### EXERCISE INSTRUCTIONS
Print the data exactly as it is given, please.

+ + + + +

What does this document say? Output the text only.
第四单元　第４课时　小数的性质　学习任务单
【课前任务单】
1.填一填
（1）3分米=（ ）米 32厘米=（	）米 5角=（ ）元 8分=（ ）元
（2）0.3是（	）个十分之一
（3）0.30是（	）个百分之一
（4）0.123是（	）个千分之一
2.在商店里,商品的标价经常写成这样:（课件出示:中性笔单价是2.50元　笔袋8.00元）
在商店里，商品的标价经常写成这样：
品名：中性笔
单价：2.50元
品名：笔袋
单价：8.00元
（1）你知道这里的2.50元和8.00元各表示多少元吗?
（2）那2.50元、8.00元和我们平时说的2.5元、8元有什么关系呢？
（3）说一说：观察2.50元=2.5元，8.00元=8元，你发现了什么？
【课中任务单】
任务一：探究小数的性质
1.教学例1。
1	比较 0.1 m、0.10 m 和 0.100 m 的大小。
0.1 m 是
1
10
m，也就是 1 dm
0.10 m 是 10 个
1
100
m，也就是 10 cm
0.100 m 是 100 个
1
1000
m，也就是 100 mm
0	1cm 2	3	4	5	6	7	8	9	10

+ + + + +

### WRITTEN RESPONSE
What does this document say? Output the text only.
第四单元　第４课时　小数的性质　学习任务单
【课前任务单】
1.填一填
（1）3分米=（ ）米 32厘米=（	）米 5角=（ ）元 8分=（ ）元
（2）0.3是（	）个十分之一
（3）0.30是（	）个百分之一
（4）0.123是（	）个千分之一
2.在商店里,商品的标价经常写成这样:（课件出示:中性笔单价是2.50元　笔袋8.00元）
在商店里，商品的标价经常写成这样：
品名：中性笔
单价：2.50元
品名：笔袋
单价：8.00元
（1）你知道这里的2.50元和8.00元各表示多少元吗?
（2）那2.50元、8.00元和我们平时说的2.5元、8元有什么关系呢？
（3）说一说：观察2.50元=2.5元，8.00元=8元，你发现了什么？
【课中任务单】
任务一：探究小数的性质
1.教学例1。
1	比较 0.1 m、0.10 m 和 0.100 m 的大小。
0.1 m 是
1
10
m，也就是 1 dm
0.10 m 是 10 个
1
100
m，也就是 10 cm
0.100 m 是 100 个
1
1000
m，也就是 100 mm
0	1cm 2	3	4	5	6	7	8	9	10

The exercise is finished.